TASK STATEMENT:
Images embedded in the records are excluded; print everything else exactly as given.

(Collected data entries)
* Begin *
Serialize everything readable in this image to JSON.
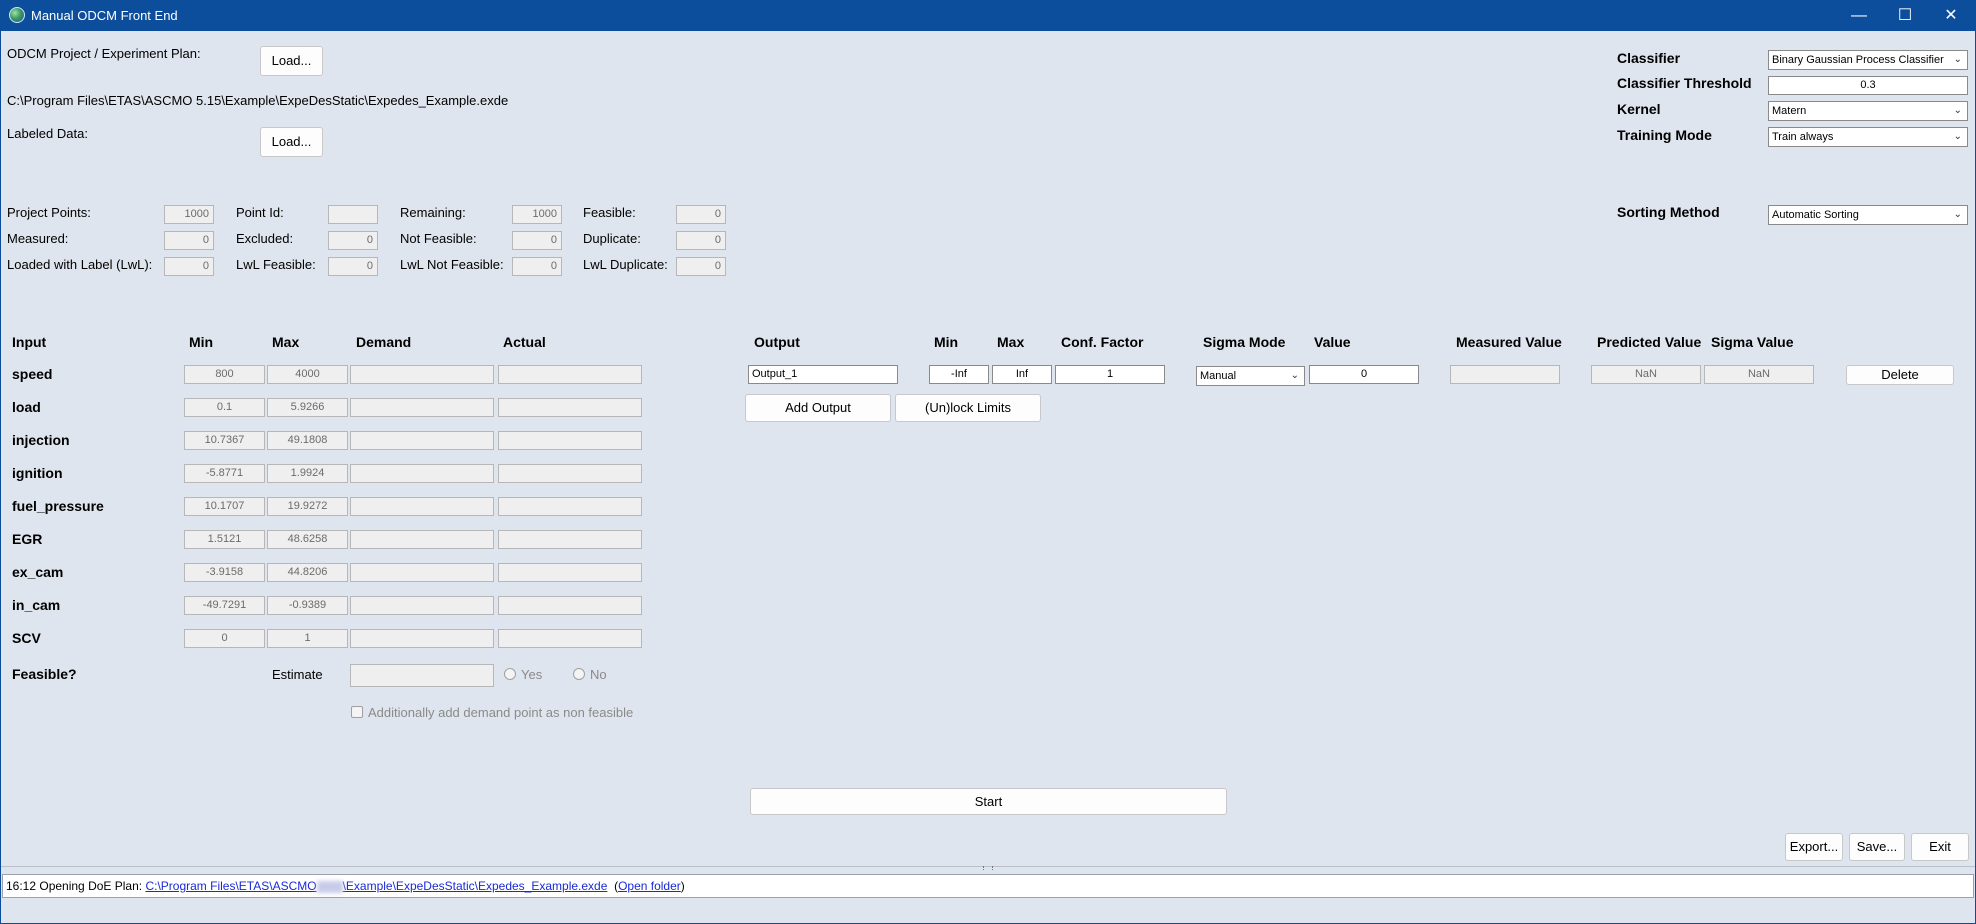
{
  "window": {
    "title": "Manual ODCM Front End",
    "minimize": "—",
    "maximize": "☐",
    "close": "✕"
  },
  "project": {
    "label": "ODCM Project / Experiment Plan:",
    "load_label": "Load...",
    "path": "C:\\Program Files\\ETAS\\ASCMO 5.15\\Example\\ExpeDesStatic\\Expedes_Example.exde",
    "labeled_label": "Labeled Data:",
    "labeled_load_label": "Load..."
  },
  "classifier": {
    "classifier_label": "Classifier",
    "classifier_value": "Binary Gaussian Process Classifier",
    "threshold_label": "Classifier Threshold",
    "threshold_value": "0.3",
    "kernel_label": "Kernel",
    "kernel_value": "Matern",
    "training_label": "Training Mode",
    "training_value": "Train always",
    "sorting_label": "Sorting Method",
    "sorting_value": "Automatic Sorting"
  },
  "stats": {
    "project_points": {
      "label": "Project Points:",
      "value": "1000"
    },
    "measured": {
      "label": "Measured:",
      "value": "0"
    },
    "loaded_lwl": {
      "label": "Loaded with Label (LwL):",
      "value": "0"
    },
    "point_id": {
      "label": "Point Id:",
      "value": ""
    },
    "excluded": {
      "label": "Excluded:",
      "value": "0"
    },
    "lwl_feasible": {
      "label": "LwL Feasible:",
      "value": "0"
    },
    "remaining": {
      "label": "Remaining:",
      "value": "1000"
    },
    "not_feasible": {
      "label": "Not Feasible:",
      "value": "0"
    },
    "lwl_not_feasible": {
      "label": "LwL Not Feasible:",
      "value": "0"
    },
    "feasible": {
      "label": "Feasible:",
      "value": "0"
    },
    "duplicate": {
      "label": "Duplicate:",
      "value": "0"
    },
    "lwl_duplicate": {
      "label": "LwL Duplicate:",
      "value": "0"
    }
  },
  "inputs": {
    "headers": {
      "input": "Input",
      "min": "Min",
      "max": "Max",
      "demand": "Demand",
      "actual": "Actual"
    },
    "rows": [
      {
        "name": "speed",
        "min": "800",
        "max": "4000"
      },
      {
        "name": "load",
        "min": "0.1",
        "max": "5.9266"
      },
      {
        "name": "injection",
        "min": "10.7367",
        "max": "49.1808"
      },
      {
        "name": "ignition",
        "min": "-5.8771",
        "max": "1.9924"
      },
      {
        "name": "fuel_pressure",
        "min": "10.1707",
        "max": "19.9272"
      },
      {
        "name": "EGR",
        "min": "1.5121",
        "max": "48.6258"
      },
      {
        "name": "ex_cam",
        "min": "-3.9158",
        "max": "44.8206"
      },
      {
        "name": "in_cam",
        "min": "-49.7291",
        "max": "-0.9389"
      },
      {
        "name": "SCV",
        "min": "0",
        "max": "1"
      }
    ],
    "feasible_label": "Feasible?",
    "estimate_label": "Estimate",
    "yes_label": "Yes",
    "no_label": "No",
    "additionally_label": "Additionally add demand point as non feasible"
  },
  "outputs": {
    "headers": {
      "output": "Output",
      "min": "Min",
      "max": "Max",
      "conf": "Conf. Factor",
      "sigma_mode": "Sigma Mode",
      "value": "Value",
      "measured": "Measured Value",
      "predicted": "Predicted Value",
      "sigma_value": "Sigma Value"
    },
    "row": {
      "name": "Output_1",
      "min": "-Inf",
      "max": "Inf",
      "conf": "1",
      "sigma_mode": "Manual",
      "value": "0",
      "measured": "",
      "predicted": "NaN",
      "sigma_value": "NaN",
      "delete_label": "Delete"
    },
    "add_output_label": "Add Output",
    "unlock_label": "(Un)lock Limits"
  },
  "actions": {
    "start": "Start",
    "export": "Export...",
    "save": "Save...",
    "exit": "Exit"
  },
  "status": {
    "prefix": "16:12 Opening DoE Plan: ",
    "link_start": "C:\\Program Files\\ETAS\\ASCMO",
    "link_end": "\\Example\\ExpeDesStatic\\Expedes_Example.exde",
    "open_folder_pre": "(",
    "open_folder": "Open folder",
    "open_folder_post": ")"
  }
}
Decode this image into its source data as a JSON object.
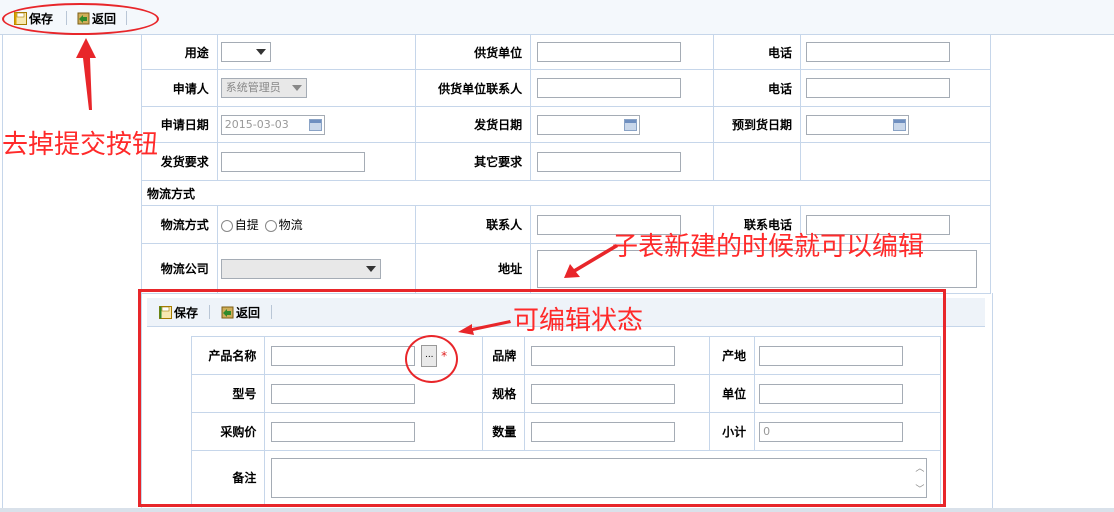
{
  "toolbar": {
    "save_label": "保存",
    "back_label": "返回"
  },
  "form": {
    "purpose_label": "用途",
    "supplier_label": "供货单位",
    "phone_label": "电话",
    "applicant_label": "申请人",
    "applicant_value": "系统管理员",
    "supplier_contact_label": "供货单位联系人",
    "phone2_label": "电话",
    "apply_date_label": "申请日期",
    "apply_date_value": "2015-03-03",
    "ship_date_label": "发货日期",
    "arrival_date_label": "预到货日期",
    "ship_req_label": "发货要求",
    "other_req_label": "其它要求",
    "logistics_section": "物流方式",
    "logistics_method_label": "物流方式",
    "opt_self": "自提",
    "opt_logistics": "物流",
    "contact_label": "联系人",
    "contact_phone_label": "联系电话",
    "logistics_company_label": "物流公司",
    "address_label": "地址"
  },
  "subform": {
    "save_label": "保存",
    "back_label": "返回",
    "product_name_label": "产品名称",
    "picker_label": "...",
    "required_mark": "*",
    "brand_label": "品牌",
    "origin_label": "产地",
    "model_label": "型号",
    "spec_label": "规格",
    "unit_label": "单位",
    "price_label": "采购价",
    "qty_label": "数量",
    "subtotal_label": "小计",
    "subtotal_value": "0",
    "remark_label": "备注"
  },
  "annotations": {
    "remove_submit": "去掉提交按钮",
    "subtable_editable": "子表新建的时候就可以编辑",
    "editable_state": "可编辑状态"
  },
  "colors": {
    "annotation": "#e8262a",
    "border": "#c6d6ea"
  }
}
* End *
TASK OUTPUT:
Serialize everything readable in this image to JSON.
{
  "window": {
    "title": "Manual ODCM Front End",
    "minimize": "—",
    "maximize": "☐",
    "close": "✕"
  },
  "project": {
    "label": "ODCM Project / Experiment Plan:",
    "load_label": "Load...",
    "path": "C:\\Program Files\\ETAS\\ASCMO 5.15\\Example\\ExpeDesStatic\\Expedes_Example.exde",
    "labeled_label": "Labeled Data:",
    "labeled_load_label": "Load..."
  },
  "classifier": {
    "classifier_label": "Classifier",
    "classifier_value": "Binary Gaussian Process Classifier",
    "threshold_label": "Classifier Threshold",
    "threshold_value": "0.3",
    "kernel_label": "Kernel",
    "kernel_value": "Matern",
    "training_label": "Training Mode",
    "training_value": "Train always",
    "sorting_label": "Sorting Method",
    "sorting_value": "Automatic Sorting"
  },
  "stats": {
    "project_points": {
      "label": "Project Points:",
      "value": "1000"
    },
    "measured": {
      "label": "Measured:",
      "value": "0"
    },
    "loaded_lwl": {
      "label": "Loaded with Label (LwL):",
      "value": "0"
    },
    "point_id": {
      "label": "Point Id:",
      "value": ""
    },
    "excluded": {
      "label": "Excluded:",
      "value": "0"
    },
    "lwl_feasible": {
      "label": "LwL Feasible:",
      "value": "0"
    },
    "remaining": {
      "label": "Remaining:",
      "value": "1000"
    },
    "not_feasible": {
      "label": "Not Feasible:",
      "value": "0"
    },
    "lwl_not_feasible": {
      "label": "LwL Not Feasible:",
      "value": "0"
    },
    "feasible": {
      "label": "Feasible:",
      "value": "0"
    },
    "duplicate": {
      "label": "Duplicate:",
      "value": "0"
    },
    "lwl_duplicate": {
      "label": "LwL Duplicate:",
      "value": "0"
    }
  },
  "inputs": {
    "headers": {
      "input": "Input",
      "min": "Min",
      "max": "Max",
      "demand": "Demand",
      "actual": "Actual"
    },
    "rows": [
      {
        "name": "speed",
        "min": "800",
        "max": "4000"
      },
      {
        "name": "load",
        "min": "0.1",
        "max": "5.9266"
      },
      {
        "name": "injection",
        "min": "10.7367",
        "max": "49.1808"
      },
      {
        "name": "ignition",
        "min": "-5.8771",
        "max": "1.9924"
      },
      {
        "name": "fuel_pressure",
        "min": "10.1707",
        "max": "19.9272"
      },
      {
        "name": "EGR",
        "min": "1.5121",
        "max": "48.6258"
      },
      {
        "name": "ex_cam",
        "min": "-3.9158",
        "max": "44.8206"
      },
      {
        "name": "in_cam",
        "min": "-49.7291",
        "max": "-0.9389"
      },
      {
        "name": "SCV",
        "min": "0",
        "max": "1"
      }
    ],
    "feasible_label": "Feasible?",
    "estimate_label": "Estimate",
    "yes_label": "Yes",
    "no_label": "No",
    "additionally_label": "Additionally add demand point as non feasible"
  },
  "outputs": {
    "headers": {
      "output": "Output",
      "min": "Min",
      "max": "Max",
      "conf": "Conf. Factor",
      "sigma_mode": "Sigma Mode",
      "value": "Value",
      "measured": "Measured Value",
      "predicted": "Predicted Value",
      "sigma_value": "Sigma Value"
    },
    "row": {
      "name": "Output_1",
      "min": "-Inf",
      "max": "Inf",
      "conf": "1",
      "sigma_mode": "Manual",
      "value": "0",
      "measured": "",
      "predicted": "NaN",
      "sigma_value": "NaN",
      "delete_label": "Delete"
    },
    "add_output_label": "Add Output",
    "unlock_label": "(Un)lock Limits"
  },
  "actions": {
    "start": "Start",
    "export": "Export...",
    "save": "Save...",
    "exit": "Exit"
  },
  "status": {
    "prefix": "16:12 Opening DoE Plan: ",
    "link_start": "C:\\Program Files\\ETAS\\ASCMO",
    "link_end": "\\Example\\ExpeDesStatic\\Expedes_Example.exde",
    "open_folder_pre": "(",
    "open_folder": "Open folder",
    "open_folder_post": ")"
  }
}
Decode this image into its source data as a JSON object.
{
  "toolbar": {
    "save_label": "保存",
    "back_label": "返回"
  },
  "form": {
    "purpose_label": "用途",
    "supplier_label": "供货单位",
    "phone_label": "电话",
    "applicant_label": "申请人",
    "applicant_value": "系统管理员",
    "supplier_contact_label": "供货单位联系人",
    "phone2_label": "电话",
    "apply_date_label": "申请日期",
    "apply_date_value": "2015-03-03",
    "ship_date_label": "发货日期",
    "arrival_date_label": "预到货日期",
    "ship_req_label": "发货要求",
    "other_req_label": "其它要求",
    "logistics_section": "物流方式",
    "logistics_method_label": "物流方式",
    "opt_self": "自提",
    "opt_logistics": "物流",
    "contact_label": "联系人",
    "contact_phone_label": "联系电话",
    "logistics_company_label": "物流公司",
    "address_label": "地址"
  },
  "subform": {
    "save_label": "保存",
    "back_label": "返回",
    "product_name_label": "产品名称",
    "picker_label": "...",
    "required_mark": "*",
    "brand_label": "品牌",
    "origin_label": "产地",
    "model_label": "型号",
    "spec_label": "规格",
    "unit_label": "单位",
    "price_label": "采购价",
    "qty_label": "数量",
    "subtotal_label": "小计",
    "subtotal_value": "0",
    "remark_label": "备注"
  },
  "annotations": {
    "remove_submit": "去掉提交按钮",
    "subtable_editable": "子表新建的时候就可以编辑",
    "editable_state": "可编辑状态"
  },
  "colors": {
    "annotation": "#e8262a",
    "border": "#c6d6ea"
  }
}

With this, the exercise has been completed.